§ **What is expected**
For this exercise, copy out each line of the material below that includes "title".

· · ·

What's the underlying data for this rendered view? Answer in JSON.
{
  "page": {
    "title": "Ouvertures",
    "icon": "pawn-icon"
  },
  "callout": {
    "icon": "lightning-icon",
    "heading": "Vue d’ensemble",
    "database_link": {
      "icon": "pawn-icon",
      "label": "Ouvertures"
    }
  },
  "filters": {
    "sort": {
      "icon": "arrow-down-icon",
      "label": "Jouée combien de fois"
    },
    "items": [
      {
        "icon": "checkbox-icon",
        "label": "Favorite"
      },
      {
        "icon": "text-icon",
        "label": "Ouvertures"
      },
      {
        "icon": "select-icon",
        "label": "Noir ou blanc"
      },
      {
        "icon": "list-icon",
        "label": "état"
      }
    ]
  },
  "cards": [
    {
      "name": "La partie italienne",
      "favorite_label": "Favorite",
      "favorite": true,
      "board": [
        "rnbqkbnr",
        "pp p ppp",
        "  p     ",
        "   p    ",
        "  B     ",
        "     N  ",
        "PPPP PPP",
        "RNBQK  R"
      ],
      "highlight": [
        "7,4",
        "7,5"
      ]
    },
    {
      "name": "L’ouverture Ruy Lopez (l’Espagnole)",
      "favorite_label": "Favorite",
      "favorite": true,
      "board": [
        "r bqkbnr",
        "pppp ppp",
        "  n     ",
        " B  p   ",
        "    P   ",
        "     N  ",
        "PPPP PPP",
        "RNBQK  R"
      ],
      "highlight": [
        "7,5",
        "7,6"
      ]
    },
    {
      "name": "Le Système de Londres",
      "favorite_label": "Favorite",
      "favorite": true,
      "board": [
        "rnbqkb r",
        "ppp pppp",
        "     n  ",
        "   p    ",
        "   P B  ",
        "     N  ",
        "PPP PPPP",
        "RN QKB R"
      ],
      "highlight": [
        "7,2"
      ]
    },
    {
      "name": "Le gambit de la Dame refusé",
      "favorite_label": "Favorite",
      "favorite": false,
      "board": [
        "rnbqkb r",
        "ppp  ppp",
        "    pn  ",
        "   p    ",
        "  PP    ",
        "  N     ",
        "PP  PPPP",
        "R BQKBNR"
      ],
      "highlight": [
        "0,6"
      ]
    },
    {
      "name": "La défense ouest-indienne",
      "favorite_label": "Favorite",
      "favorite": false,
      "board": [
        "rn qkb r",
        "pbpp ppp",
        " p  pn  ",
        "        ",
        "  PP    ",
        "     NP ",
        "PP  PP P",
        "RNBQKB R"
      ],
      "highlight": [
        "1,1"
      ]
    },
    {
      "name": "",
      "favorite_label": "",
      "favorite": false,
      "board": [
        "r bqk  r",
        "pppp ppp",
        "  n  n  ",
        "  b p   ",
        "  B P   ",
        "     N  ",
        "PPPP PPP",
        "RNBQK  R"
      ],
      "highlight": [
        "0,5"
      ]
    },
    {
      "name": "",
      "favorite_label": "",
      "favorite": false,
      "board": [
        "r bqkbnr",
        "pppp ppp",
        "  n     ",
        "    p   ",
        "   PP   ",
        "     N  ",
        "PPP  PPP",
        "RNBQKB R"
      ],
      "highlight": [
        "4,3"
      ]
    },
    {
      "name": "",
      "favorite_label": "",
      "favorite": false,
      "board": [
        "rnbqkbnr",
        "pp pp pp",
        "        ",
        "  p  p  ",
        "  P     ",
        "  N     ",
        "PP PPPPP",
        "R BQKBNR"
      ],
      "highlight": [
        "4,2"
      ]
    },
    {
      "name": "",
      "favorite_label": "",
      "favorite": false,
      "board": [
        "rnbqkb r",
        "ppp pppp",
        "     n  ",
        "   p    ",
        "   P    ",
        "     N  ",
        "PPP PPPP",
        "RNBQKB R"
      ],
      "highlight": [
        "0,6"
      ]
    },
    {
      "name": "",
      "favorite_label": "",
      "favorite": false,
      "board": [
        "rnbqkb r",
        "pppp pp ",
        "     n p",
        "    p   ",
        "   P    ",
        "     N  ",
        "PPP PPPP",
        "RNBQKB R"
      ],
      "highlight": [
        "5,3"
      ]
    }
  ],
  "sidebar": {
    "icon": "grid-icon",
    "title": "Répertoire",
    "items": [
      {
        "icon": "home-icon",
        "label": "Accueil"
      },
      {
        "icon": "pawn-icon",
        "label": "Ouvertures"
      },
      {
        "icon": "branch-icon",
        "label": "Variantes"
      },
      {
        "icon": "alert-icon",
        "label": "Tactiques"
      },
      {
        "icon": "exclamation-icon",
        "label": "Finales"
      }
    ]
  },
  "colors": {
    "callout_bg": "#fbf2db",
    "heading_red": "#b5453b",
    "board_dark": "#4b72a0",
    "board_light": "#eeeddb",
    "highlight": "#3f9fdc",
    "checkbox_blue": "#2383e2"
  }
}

· · ·

§ **Reply to the exercise**
    "title": "Ouvertures",
    "title": "Répertoire",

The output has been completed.